EXERCISE DIRECTIONS — Extract every line that includes the string "name".

** BEGIN **

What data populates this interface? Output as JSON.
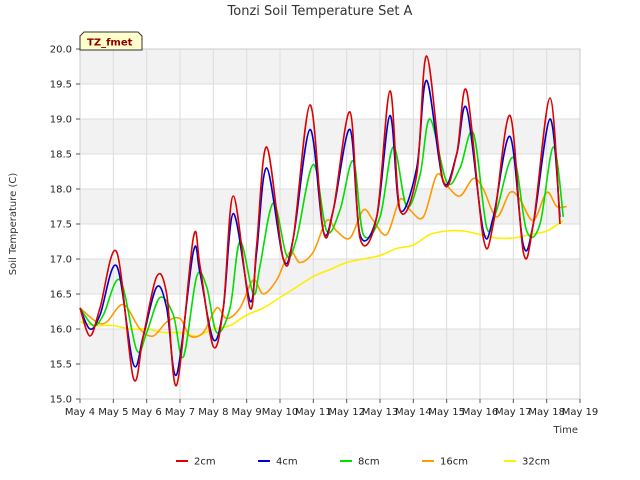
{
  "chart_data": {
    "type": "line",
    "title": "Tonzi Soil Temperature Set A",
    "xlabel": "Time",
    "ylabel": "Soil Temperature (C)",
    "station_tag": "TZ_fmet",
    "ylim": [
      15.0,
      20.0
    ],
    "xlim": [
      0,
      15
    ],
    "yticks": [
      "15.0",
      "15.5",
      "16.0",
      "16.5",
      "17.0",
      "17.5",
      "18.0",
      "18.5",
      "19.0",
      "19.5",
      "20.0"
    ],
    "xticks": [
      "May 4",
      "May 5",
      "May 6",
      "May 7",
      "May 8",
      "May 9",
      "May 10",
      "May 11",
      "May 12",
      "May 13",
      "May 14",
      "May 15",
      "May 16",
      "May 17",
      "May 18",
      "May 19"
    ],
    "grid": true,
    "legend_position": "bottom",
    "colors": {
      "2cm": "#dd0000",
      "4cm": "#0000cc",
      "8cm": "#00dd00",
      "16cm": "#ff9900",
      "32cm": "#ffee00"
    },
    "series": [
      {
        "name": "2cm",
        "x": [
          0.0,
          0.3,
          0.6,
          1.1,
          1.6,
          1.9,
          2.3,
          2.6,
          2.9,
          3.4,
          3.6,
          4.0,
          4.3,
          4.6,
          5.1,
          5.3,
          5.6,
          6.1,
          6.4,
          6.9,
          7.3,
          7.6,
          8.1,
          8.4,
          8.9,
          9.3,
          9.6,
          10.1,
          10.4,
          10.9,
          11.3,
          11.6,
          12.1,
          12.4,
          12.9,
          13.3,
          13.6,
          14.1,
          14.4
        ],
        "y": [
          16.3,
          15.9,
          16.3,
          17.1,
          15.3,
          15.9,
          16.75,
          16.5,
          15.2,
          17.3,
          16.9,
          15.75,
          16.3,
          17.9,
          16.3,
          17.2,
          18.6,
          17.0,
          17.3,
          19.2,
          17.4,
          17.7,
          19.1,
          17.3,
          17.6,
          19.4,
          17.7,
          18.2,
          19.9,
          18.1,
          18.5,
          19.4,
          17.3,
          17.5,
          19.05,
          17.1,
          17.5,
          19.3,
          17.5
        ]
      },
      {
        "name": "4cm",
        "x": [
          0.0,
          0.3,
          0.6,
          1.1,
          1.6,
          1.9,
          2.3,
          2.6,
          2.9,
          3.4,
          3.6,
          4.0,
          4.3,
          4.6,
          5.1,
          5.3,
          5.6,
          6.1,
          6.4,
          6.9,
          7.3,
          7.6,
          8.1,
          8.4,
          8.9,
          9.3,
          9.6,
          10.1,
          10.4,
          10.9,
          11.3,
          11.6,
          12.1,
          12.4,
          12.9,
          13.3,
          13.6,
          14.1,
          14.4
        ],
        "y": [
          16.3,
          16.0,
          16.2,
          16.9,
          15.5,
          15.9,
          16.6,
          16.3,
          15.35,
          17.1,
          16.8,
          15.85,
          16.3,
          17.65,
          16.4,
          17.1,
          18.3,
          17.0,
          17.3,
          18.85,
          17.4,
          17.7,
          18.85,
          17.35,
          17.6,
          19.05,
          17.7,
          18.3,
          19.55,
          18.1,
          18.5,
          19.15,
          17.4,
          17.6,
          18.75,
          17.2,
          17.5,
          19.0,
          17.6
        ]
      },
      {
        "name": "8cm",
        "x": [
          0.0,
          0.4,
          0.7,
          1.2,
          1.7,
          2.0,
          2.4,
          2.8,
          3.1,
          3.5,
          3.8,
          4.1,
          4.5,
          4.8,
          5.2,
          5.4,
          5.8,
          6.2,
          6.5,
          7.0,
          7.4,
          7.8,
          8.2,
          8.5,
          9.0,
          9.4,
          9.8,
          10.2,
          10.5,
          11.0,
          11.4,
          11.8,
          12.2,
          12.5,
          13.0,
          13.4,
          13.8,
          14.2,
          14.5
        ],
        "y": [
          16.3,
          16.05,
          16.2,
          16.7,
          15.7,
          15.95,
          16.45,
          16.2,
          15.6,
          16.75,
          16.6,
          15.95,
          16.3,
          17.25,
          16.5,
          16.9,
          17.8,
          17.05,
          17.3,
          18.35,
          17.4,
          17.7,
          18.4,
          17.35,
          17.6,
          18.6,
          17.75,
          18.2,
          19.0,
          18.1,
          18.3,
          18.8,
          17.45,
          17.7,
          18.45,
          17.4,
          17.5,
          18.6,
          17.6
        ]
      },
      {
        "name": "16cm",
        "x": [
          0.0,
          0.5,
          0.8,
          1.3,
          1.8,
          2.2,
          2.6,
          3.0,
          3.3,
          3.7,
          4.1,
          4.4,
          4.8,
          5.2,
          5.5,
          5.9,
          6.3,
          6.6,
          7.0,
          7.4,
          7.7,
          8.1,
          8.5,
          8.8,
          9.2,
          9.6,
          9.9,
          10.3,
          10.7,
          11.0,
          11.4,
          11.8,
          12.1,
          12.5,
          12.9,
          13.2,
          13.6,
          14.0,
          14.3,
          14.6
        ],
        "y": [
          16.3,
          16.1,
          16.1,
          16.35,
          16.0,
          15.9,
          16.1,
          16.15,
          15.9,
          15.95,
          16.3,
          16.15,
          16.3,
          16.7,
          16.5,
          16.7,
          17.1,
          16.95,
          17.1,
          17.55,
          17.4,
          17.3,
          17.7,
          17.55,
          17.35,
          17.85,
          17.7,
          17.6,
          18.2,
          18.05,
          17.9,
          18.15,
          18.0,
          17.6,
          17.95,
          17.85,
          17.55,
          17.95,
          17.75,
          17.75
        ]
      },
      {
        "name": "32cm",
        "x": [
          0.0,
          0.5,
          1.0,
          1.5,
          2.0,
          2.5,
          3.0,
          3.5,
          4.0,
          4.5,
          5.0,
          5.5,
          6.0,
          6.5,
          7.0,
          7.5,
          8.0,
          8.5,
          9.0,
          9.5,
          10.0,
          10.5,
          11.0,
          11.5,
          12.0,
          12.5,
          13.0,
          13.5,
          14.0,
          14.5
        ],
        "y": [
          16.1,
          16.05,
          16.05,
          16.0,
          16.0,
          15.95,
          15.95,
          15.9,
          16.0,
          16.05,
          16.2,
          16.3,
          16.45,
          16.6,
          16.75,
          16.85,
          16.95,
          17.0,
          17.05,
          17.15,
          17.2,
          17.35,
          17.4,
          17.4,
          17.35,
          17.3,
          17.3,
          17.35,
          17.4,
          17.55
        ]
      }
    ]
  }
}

** END **

FINISHED TASK —
        "name": "2cm",
        "name": "4cm",
        "name": "8cm",
        "name": "16cm",
        "name": "32cm",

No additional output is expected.